Exercise requirements: Below are the records. List every line holding the word "want".

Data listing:
※ ※ ※

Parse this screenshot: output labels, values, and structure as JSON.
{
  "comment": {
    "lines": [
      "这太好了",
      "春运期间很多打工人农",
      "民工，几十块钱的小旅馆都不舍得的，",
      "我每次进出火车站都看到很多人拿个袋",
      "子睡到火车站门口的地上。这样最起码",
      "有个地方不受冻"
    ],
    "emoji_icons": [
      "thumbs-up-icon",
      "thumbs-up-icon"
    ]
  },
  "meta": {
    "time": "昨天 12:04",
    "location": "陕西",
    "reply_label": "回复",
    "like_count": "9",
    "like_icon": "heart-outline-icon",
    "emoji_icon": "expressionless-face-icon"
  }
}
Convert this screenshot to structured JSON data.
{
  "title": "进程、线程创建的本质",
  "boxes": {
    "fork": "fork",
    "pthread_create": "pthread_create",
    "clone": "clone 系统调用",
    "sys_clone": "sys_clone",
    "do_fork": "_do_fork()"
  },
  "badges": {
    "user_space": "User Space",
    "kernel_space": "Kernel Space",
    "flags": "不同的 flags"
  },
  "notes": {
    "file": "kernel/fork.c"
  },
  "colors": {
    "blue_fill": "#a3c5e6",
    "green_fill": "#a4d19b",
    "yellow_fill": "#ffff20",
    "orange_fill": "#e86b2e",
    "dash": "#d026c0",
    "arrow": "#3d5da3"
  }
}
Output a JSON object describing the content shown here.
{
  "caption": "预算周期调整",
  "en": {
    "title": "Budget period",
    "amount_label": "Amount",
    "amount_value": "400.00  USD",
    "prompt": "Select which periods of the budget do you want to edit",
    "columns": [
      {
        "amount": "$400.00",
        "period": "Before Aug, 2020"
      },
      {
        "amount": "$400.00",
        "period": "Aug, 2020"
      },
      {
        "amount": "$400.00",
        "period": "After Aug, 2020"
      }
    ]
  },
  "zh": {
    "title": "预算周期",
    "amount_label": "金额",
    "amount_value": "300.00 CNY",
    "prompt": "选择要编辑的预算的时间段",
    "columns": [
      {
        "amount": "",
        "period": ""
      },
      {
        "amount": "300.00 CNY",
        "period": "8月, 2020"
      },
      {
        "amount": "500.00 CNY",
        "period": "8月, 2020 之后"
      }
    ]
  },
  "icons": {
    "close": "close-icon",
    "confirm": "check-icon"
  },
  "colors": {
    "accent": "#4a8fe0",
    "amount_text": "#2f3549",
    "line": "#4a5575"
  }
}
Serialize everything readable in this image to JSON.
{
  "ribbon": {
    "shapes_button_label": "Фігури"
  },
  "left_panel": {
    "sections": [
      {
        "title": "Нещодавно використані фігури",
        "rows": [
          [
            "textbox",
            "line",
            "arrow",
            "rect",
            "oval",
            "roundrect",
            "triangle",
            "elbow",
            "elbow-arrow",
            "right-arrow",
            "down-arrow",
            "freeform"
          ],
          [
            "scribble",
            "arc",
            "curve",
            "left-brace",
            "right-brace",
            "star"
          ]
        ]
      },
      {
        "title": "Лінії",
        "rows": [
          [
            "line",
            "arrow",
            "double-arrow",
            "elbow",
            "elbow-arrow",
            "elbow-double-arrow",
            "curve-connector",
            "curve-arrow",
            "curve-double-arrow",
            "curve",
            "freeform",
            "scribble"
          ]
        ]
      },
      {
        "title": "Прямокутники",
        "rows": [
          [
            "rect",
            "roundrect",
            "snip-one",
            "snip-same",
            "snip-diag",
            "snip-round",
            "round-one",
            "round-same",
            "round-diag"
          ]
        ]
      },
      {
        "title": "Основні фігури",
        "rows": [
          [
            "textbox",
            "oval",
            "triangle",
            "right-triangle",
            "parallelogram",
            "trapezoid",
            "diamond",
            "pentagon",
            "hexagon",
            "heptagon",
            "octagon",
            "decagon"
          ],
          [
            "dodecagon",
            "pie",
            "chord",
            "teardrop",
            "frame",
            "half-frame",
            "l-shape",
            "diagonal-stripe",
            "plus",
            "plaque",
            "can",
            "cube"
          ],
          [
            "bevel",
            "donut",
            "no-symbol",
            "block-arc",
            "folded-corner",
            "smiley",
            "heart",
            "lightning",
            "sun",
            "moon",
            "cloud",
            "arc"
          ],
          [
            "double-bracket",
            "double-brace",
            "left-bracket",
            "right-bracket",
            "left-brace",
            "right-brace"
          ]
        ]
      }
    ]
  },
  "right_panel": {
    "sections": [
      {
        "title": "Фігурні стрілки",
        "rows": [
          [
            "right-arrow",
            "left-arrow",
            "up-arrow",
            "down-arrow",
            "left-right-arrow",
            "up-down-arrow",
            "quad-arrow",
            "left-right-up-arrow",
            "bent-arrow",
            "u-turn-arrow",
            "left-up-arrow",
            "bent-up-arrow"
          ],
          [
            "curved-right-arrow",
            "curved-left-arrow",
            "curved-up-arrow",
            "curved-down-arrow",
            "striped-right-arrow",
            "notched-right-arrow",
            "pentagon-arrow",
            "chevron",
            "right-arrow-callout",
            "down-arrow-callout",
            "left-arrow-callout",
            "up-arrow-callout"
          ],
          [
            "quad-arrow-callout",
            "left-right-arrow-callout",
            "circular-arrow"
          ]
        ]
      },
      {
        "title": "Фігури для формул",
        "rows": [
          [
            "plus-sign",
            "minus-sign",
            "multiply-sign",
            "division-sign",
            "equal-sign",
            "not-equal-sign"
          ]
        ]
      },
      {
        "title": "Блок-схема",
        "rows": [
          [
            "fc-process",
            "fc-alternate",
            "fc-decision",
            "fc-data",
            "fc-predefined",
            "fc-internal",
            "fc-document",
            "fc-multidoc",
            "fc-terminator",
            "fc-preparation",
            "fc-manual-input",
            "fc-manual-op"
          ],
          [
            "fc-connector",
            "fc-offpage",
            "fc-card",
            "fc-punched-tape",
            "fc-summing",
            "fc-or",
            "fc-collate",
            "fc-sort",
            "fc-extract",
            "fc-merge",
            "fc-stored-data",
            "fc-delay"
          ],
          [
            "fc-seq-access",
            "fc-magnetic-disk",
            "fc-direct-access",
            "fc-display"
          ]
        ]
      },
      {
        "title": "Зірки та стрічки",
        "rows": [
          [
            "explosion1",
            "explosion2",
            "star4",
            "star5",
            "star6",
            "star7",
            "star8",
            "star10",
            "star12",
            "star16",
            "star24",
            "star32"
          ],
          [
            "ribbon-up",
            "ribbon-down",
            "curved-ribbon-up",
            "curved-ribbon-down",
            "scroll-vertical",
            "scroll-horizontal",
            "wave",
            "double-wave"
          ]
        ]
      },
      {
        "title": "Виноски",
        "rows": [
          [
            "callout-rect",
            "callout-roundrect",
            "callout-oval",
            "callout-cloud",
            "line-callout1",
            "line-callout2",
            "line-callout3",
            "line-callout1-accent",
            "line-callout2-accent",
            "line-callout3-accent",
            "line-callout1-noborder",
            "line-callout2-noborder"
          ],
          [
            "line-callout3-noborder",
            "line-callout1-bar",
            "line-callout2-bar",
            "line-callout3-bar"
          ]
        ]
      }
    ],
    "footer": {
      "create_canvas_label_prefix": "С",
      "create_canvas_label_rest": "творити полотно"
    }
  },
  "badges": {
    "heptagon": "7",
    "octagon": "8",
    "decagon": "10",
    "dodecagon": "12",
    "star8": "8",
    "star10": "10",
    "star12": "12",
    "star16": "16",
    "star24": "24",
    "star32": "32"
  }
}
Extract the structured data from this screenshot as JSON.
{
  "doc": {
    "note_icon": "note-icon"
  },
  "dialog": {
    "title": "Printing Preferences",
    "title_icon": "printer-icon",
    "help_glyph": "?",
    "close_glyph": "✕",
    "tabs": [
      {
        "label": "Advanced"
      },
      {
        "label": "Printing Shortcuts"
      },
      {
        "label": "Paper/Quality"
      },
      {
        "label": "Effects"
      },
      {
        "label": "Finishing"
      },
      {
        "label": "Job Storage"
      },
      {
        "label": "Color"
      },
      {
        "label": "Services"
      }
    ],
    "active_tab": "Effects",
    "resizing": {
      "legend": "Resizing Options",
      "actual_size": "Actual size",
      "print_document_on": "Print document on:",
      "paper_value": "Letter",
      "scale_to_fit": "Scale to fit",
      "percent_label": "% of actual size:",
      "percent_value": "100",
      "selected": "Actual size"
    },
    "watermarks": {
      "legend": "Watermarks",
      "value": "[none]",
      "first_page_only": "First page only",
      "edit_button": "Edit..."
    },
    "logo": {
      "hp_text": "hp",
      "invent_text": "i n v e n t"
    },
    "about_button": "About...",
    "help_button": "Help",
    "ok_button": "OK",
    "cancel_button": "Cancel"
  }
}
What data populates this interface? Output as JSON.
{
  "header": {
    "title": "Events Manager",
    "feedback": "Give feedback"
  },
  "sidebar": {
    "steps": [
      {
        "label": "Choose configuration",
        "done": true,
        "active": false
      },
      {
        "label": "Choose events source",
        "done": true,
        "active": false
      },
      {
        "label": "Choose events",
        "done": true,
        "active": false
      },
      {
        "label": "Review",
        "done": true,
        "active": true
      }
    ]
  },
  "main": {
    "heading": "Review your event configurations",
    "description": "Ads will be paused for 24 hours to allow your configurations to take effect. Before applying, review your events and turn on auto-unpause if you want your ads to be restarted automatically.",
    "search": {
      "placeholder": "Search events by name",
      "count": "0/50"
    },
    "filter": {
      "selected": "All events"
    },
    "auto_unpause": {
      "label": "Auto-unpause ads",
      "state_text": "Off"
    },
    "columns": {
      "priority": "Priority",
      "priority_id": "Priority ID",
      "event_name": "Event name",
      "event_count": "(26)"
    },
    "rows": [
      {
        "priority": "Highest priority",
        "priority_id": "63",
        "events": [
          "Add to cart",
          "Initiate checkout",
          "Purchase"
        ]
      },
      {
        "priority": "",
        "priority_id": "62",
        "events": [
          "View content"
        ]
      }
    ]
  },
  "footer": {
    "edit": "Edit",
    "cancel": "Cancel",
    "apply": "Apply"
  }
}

※ ※ ※

Exercise solution:
    "prompt": "Select which periods of the budget do you want to edit",
    "description": "Ads will be paused for 24 hours to allow your configurations to take effect. Before applying, review your events and turn on auto-unpause if you want your ads to be restarted automatically.",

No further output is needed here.